(Element boundary data)
-*-*-

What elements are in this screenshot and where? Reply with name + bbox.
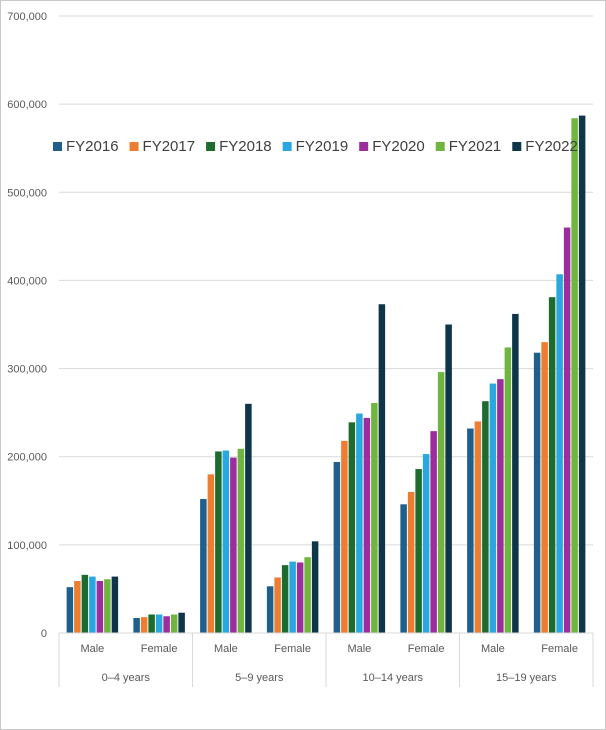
bar-fy2019-1 xyxy=(155,614,163,633)
bar-fy2019-7 xyxy=(556,274,563,633)
y-tick-label: 600,000 xyxy=(7,99,47,111)
category-label: Male xyxy=(80,643,104,655)
bar-fy2019-3 xyxy=(289,561,296,633)
x-axis: Male Female Male Female Male Female Male Female… xyxy=(58,632,594,687)
y-tick-label: 500,000 xyxy=(7,187,47,199)
bar-fy2017-6 xyxy=(474,421,482,633)
legend-swatch-fy2017 xyxy=(129,142,139,151)
legend-label: FY2022 xyxy=(525,138,578,155)
category-label: Female xyxy=(141,643,178,655)
y-tick-label: 400,000 xyxy=(7,275,47,287)
bar-fy2017-4 xyxy=(341,440,348,633)
y-axis-ticks: 0 100,000 200,000 300,000 400,000 500,000 600,… xyxy=(7,11,47,640)
y-tick-label: 200,000 xyxy=(7,452,47,464)
legend-swatch-fy2021 xyxy=(435,142,445,151)
bar-fy2018-2 xyxy=(215,451,222,633)
legend-label: FY2021 xyxy=(449,138,502,155)
bar-fy2016-6 xyxy=(467,428,474,633)
bar-fy2017-1 xyxy=(140,617,148,633)
bar-fy2022-5 xyxy=(445,324,452,633)
legend-label: FY2016 xyxy=(66,138,119,155)
group-label: 15–19 years xyxy=(496,672,557,684)
bar-fy2020-3 xyxy=(296,562,304,633)
bar-fy2020-7 xyxy=(563,227,571,634)
legend-swatch-fy2019 xyxy=(282,142,292,151)
group-label: 5–9 years xyxy=(235,672,284,684)
bar-fy2017-3 xyxy=(274,577,281,633)
legend-label: FY2019 xyxy=(296,138,349,155)
legend-swatch-fy2020 xyxy=(359,142,369,151)
group-label: 10–14 years xyxy=(362,672,423,684)
legend-label: FY2018 xyxy=(219,138,272,155)
y-tick-label: 300,000 xyxy=(7,364,47,376)
bar-fy2022-3 xyxy=(311,541,319,633)
legend-label: FY2020 xyxy=(372,138,425,155)
bar-fy2020-1 xyxy=(163,616,170,633)
bar-fy2016-7 xyxy=(533,352,541,633)
category-label: Male xyxy=(214,643,238,655)
bar-fy2021-0 xyxy=(104,579,111,633)
bar-fy2021-3 xyxy=(304,557,311,633)
bar-fy2020-0 xyxy=(96,580,104,633)
gridlines xyxy=(59,15,593,546)
bar-fy2021-6 xyxy=(504,347,512,633)
bar-fy2022-7 xyxy=(578,115,586,633)
bar-fy2022-2 xyxy=(245,403,252,633)
bar-fy2016-3 xyxy=(266,586,274,633)
bar-fy2022-1 xyxy=(178,612,185,633)
bar-fy2020-6 xyxy=(497,379,504,633)
bar-fy2018-0 xyxy=(81,574,89,633)
bar-fy2016-4 xyxy=(333,462,341,633)
bar-fy2016-0 xyxy=(66,587,74,633)
bar-fy2022-4 xyxy=(378,304,386,633)
bar-fy2018-3 xyxy=(281,565,289,633)
category-label: Male xyxy=(481,643,505,655)
bar-fy2018-6 xyxy=(482,401,489,633)
bar-fy2022-0 xyxy=(111,576,119,633)
y-tick-label: 100,000 xyxy=(7,540,47,552)
bar-fy2019-0 xyxy=(89,576,96,633)
legend-swatch-fy2018 xyxy=(206,142,216,151)
legend-label: FY2017 xyxy=(143,138,196,155)
bar-fy2017-0 xyxy=(74,580,81,633)
category-label: Male xyxy=(347,643,371,655)
bar-fy2021-5 xyxy=(437,372,445,633)
y-tick-label: 700,000 xyxy=(7,11,47,23)
bar-fy2021-1 xyxy=(170,614,178,633)
bar-fy2020-5 xyxy=(430,431,437,633)
bar-fy2019-5 xyxy=(422,454,430,633)
bar-fy2020-4 xyxy=(363,417,371,633)
bar-fy2021-2 xyxy=(237,448,245,633)
legend-swatch-fy2022 xyxy=(512,142,522,151)
category-label: Female xyxy=(541,643,578,655)
bar-fy2016-2 xyxy=(200,499,207,633)
group-label: 0–4 years xyxy=(102,672,151,684)
bar-fy2018-5 xyxy=(415,469,422,633)
bar-fy2018-4 xyxy=(348,422,356,633)
bar-fy2019-2 xyxy=(222,450,230,633)
bars xyxy=(66,115,586,634)
category-label: Female xyxy=(408,643,445,655)
bar-fy2018-7 xyxy=(548,297,556,633)
bar-fy2019-6 xyxy=(489,383,497,633)
bar-fy2017-7 xyxy=(541,342,548,633)
bar-fy2017-5 xyxy=(407,491,415,633)
bar-fy2018-1 xyxy=(148,614,155,633)
legend-swatch-fy2016 xyxy=(53,142,62,151)
legend: FY2016 FY2017 FY2018 FY2019 FY2020 FY2021 FY20… xyxy=(53,138,578,155)
bar-fy2017-2 xyxy=(207,474,215,633)
bar-fy2016-1 xyxy=(133,618,140,633)
bar-fy2020-2 xyxy=(230,457,237,633)
bar-fy2022-6 xyxy=(512,313,519,633)
bar-fy2021-7 xyxy=(571,118,578,633)
category-label: Female xyxy=(274,643,311,655)
y-tick-label: 0 xyxy=(41,628,47,640)
bar-fy2016-5 xyxy=(400,504,407,633)
bar-fy2019-4 xyxy=(356,413,363,633)
bar-fy2021-4 xyxy=(371,402,378,633)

-*-*-

WRITTEN INSTRUCTION: Copy out the lines of the data starting at the line that contains "bar-fy2019-1 xyxy=(155,614,163,633)" and ending at the line that contains "x-axis: Male Female", reproducing each one unchanged.

RESULT OF THIS EXERCISE:
bar-fy2019-1 xyxy=(155,614,163,633)
bar-fy2019-7 xyxy=(556,274,563,633)
y-tick-label: 600,000 xyxy=(7,99,47,111)
category-label: Male xyxy=(80,643,104,655)
bar-fy2019-3 xyxy=(289,561,296,633)
x-axis: Male Female Male Female Male Female Male Female… xyxy=(58,632,594,687)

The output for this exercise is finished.